**SHORT TASK**
Collect each line of the records containing the string "content".

Extracted records:
**********

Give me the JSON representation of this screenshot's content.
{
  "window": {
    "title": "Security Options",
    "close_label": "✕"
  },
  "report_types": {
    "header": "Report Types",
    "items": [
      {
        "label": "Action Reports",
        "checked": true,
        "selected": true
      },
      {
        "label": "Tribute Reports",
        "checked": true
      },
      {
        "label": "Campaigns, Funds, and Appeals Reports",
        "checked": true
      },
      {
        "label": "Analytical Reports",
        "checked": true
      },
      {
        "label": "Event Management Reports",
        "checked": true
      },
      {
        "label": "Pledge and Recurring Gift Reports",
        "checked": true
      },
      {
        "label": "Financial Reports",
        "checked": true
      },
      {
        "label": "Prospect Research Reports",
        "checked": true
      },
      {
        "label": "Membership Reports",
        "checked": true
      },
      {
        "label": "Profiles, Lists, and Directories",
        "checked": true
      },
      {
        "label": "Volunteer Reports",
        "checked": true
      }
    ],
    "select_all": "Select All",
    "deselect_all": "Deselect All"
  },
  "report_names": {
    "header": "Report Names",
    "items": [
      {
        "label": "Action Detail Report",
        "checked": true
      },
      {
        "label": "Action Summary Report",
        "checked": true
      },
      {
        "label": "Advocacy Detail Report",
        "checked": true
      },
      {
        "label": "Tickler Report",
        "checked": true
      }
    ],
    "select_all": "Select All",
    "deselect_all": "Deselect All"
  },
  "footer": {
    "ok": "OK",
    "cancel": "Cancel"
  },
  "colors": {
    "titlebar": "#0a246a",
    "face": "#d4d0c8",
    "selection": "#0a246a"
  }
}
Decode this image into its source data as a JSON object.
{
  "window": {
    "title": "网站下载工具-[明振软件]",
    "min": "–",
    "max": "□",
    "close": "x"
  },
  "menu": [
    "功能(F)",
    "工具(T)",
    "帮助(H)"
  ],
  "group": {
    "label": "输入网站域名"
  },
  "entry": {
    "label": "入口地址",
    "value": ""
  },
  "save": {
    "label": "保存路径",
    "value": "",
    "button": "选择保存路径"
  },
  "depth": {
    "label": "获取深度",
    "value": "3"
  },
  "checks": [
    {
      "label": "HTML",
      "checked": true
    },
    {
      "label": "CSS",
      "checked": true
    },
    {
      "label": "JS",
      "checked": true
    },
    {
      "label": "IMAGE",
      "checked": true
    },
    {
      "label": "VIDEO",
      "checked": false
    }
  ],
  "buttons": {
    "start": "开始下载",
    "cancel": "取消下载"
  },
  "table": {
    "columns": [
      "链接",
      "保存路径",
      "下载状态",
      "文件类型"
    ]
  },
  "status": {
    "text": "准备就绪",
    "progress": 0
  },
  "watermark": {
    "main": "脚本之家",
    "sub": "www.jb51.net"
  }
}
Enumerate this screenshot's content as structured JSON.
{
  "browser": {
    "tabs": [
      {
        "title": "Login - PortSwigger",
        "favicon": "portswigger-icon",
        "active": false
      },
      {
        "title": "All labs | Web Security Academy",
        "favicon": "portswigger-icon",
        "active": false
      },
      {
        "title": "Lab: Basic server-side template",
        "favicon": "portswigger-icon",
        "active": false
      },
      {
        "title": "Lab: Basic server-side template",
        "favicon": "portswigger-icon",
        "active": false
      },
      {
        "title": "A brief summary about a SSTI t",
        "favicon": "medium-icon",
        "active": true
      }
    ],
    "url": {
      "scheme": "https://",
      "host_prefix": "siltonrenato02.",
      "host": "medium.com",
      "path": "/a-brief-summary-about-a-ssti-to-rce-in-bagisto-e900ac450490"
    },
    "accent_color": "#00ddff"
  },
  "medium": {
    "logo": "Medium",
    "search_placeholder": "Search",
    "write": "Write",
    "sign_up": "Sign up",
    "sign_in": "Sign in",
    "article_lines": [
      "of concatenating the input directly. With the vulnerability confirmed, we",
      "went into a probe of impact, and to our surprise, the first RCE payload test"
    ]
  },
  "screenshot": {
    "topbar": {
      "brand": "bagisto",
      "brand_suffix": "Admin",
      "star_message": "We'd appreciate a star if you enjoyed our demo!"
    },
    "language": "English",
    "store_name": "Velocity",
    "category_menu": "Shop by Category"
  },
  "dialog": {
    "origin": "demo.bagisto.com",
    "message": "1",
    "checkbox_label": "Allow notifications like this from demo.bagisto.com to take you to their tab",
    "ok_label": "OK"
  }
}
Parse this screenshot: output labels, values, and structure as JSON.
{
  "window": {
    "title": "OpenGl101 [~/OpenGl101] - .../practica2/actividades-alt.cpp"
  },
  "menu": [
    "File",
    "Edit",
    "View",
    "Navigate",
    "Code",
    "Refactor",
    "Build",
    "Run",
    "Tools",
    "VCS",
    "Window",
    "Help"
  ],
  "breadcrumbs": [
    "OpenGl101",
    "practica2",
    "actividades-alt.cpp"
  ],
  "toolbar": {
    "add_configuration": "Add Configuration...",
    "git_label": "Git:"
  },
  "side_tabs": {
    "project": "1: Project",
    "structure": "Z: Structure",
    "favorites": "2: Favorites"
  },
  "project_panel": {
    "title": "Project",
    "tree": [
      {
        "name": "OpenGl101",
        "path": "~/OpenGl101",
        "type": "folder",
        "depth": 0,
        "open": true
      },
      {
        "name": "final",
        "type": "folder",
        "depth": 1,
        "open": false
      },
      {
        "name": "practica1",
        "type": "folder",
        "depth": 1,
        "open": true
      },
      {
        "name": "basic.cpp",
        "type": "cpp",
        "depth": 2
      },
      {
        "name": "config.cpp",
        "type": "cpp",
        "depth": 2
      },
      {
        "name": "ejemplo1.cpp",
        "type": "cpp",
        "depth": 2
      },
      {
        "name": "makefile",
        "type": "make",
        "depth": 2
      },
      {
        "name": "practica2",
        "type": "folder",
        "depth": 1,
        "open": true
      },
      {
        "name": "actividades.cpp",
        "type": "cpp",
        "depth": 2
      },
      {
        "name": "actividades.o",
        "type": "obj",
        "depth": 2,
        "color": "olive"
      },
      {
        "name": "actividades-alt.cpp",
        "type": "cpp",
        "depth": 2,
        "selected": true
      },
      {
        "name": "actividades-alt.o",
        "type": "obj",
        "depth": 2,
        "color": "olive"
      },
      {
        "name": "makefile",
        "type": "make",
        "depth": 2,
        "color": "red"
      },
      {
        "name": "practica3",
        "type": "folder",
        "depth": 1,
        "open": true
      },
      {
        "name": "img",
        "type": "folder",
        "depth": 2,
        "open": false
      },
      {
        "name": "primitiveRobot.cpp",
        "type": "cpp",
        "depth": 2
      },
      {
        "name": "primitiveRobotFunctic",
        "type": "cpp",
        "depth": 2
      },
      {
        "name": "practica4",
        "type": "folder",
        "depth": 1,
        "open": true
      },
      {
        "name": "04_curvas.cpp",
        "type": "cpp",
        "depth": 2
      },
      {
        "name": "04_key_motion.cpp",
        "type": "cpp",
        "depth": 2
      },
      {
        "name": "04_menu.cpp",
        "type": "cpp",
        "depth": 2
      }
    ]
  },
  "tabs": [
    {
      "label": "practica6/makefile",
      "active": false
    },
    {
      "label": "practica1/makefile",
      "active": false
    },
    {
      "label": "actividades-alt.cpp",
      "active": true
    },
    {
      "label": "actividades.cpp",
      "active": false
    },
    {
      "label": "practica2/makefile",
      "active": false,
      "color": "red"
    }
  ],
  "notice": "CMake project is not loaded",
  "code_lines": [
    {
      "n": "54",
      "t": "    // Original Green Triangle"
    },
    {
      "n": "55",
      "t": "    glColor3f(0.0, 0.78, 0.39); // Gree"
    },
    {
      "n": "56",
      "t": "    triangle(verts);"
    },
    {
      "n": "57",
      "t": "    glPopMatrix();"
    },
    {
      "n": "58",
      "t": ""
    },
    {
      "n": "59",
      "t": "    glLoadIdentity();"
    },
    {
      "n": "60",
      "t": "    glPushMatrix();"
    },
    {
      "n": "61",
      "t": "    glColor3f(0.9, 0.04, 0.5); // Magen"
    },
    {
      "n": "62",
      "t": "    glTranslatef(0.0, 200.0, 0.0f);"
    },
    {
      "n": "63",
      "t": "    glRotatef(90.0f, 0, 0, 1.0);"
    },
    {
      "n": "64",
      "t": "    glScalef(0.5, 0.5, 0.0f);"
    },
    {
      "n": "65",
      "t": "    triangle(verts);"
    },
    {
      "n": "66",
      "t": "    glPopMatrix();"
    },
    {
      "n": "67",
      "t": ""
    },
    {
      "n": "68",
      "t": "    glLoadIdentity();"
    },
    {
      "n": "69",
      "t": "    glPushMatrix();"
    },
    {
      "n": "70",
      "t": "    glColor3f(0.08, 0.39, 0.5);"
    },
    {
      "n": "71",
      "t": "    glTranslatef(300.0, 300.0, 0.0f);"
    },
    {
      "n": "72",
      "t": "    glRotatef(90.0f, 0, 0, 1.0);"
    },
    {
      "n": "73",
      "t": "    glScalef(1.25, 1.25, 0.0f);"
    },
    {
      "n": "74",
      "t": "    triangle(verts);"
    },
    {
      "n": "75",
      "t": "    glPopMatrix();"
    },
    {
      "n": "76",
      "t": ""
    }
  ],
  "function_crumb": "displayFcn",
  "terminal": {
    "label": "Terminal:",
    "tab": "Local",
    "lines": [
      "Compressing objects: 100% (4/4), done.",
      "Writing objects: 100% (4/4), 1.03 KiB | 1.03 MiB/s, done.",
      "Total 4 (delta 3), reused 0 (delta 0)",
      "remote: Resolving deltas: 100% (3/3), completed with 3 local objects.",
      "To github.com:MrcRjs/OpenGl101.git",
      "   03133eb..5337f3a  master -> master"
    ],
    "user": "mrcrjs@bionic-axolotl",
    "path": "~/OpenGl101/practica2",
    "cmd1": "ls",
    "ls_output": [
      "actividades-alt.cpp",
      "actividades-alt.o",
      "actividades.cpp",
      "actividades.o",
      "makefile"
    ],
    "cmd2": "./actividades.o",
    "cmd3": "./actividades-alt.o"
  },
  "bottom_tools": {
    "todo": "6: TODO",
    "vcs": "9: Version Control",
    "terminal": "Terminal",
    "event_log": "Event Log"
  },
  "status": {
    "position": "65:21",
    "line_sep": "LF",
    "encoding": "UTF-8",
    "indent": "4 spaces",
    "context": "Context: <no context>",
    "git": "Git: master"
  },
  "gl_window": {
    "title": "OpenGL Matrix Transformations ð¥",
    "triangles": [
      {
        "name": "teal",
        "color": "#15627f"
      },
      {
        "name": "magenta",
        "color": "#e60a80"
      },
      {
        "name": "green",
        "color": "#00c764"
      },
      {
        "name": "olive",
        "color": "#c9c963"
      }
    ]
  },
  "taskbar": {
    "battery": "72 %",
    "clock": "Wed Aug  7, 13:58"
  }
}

**********

**FINISHED ANSWER**
Give me the JSON representation of this screenshot's content.
Enumerate this screenshot's content as structured JSON.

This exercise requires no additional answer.